══ Data supplied

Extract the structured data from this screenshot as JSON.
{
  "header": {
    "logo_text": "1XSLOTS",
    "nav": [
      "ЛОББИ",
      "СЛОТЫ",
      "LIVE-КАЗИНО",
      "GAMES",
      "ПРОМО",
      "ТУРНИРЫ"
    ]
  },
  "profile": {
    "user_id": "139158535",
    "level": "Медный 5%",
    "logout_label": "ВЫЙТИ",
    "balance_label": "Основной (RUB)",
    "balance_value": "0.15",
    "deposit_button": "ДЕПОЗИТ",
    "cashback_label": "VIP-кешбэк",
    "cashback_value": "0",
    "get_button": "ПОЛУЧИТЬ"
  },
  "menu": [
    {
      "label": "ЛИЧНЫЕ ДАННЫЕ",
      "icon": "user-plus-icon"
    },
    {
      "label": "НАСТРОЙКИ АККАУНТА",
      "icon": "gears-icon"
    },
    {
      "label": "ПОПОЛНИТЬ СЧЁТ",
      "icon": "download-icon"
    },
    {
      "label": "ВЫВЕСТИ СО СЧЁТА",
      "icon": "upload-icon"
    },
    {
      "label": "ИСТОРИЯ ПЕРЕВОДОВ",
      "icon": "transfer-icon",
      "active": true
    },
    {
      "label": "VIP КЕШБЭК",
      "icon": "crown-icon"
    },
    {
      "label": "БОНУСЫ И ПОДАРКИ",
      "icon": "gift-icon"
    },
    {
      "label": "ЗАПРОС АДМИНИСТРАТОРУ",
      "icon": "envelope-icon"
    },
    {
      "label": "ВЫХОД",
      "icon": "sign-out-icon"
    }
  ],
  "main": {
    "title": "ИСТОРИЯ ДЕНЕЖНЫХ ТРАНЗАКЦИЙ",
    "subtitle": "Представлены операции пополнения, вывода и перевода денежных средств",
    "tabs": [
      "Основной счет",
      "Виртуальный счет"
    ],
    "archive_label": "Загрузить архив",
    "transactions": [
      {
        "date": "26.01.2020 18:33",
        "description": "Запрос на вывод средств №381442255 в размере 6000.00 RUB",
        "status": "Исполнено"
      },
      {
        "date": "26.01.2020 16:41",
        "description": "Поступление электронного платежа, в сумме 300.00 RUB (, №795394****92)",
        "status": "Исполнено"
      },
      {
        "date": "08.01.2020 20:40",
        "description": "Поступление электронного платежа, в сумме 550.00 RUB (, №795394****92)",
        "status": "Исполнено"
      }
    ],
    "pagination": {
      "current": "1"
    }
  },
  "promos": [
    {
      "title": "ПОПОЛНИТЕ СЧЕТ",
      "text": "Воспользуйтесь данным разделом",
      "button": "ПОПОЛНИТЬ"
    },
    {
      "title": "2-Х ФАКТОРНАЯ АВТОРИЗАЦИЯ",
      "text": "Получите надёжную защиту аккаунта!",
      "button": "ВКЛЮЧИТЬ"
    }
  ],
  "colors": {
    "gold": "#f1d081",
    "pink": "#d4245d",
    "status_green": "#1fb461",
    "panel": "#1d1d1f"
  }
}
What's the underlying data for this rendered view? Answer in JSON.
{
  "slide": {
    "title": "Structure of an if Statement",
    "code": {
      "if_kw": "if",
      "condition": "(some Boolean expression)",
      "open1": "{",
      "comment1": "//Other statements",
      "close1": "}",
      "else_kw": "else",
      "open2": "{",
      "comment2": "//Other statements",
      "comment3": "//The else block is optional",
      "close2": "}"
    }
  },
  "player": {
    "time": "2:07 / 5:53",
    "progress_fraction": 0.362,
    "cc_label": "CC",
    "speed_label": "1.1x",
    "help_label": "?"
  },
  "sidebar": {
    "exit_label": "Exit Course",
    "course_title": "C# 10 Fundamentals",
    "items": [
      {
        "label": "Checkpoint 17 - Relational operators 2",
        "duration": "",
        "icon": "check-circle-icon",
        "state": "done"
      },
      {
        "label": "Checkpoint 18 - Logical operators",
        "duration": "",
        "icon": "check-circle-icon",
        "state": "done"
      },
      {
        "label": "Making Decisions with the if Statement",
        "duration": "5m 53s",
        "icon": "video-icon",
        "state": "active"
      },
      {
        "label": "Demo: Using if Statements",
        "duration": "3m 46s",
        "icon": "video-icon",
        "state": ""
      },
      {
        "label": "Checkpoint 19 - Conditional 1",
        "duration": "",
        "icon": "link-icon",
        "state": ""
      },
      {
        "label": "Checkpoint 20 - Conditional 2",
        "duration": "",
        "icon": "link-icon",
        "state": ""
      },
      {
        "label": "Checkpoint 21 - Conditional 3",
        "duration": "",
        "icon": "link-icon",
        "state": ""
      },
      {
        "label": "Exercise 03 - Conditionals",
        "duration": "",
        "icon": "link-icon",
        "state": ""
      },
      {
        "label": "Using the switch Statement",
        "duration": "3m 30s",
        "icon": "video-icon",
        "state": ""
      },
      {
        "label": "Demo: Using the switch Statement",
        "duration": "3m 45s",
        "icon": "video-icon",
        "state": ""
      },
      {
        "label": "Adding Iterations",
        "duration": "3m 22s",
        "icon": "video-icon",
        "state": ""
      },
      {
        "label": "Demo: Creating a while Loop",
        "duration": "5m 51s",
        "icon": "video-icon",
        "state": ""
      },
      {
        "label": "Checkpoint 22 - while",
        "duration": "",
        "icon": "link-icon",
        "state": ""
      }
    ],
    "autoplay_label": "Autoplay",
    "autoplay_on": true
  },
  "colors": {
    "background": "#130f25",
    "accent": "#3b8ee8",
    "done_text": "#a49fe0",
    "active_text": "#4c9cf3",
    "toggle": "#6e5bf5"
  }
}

════

*Goal*:
Keep only those lines of the records that hold "сумме", and return them.

*Right answer*:
        "description": "Поступление электронного платежа, в сумме 300.00 RUB (, №795394****92)",
        "description": "Поступление электронного платежа, в сумме 550.00 RUB (, №795394****92)",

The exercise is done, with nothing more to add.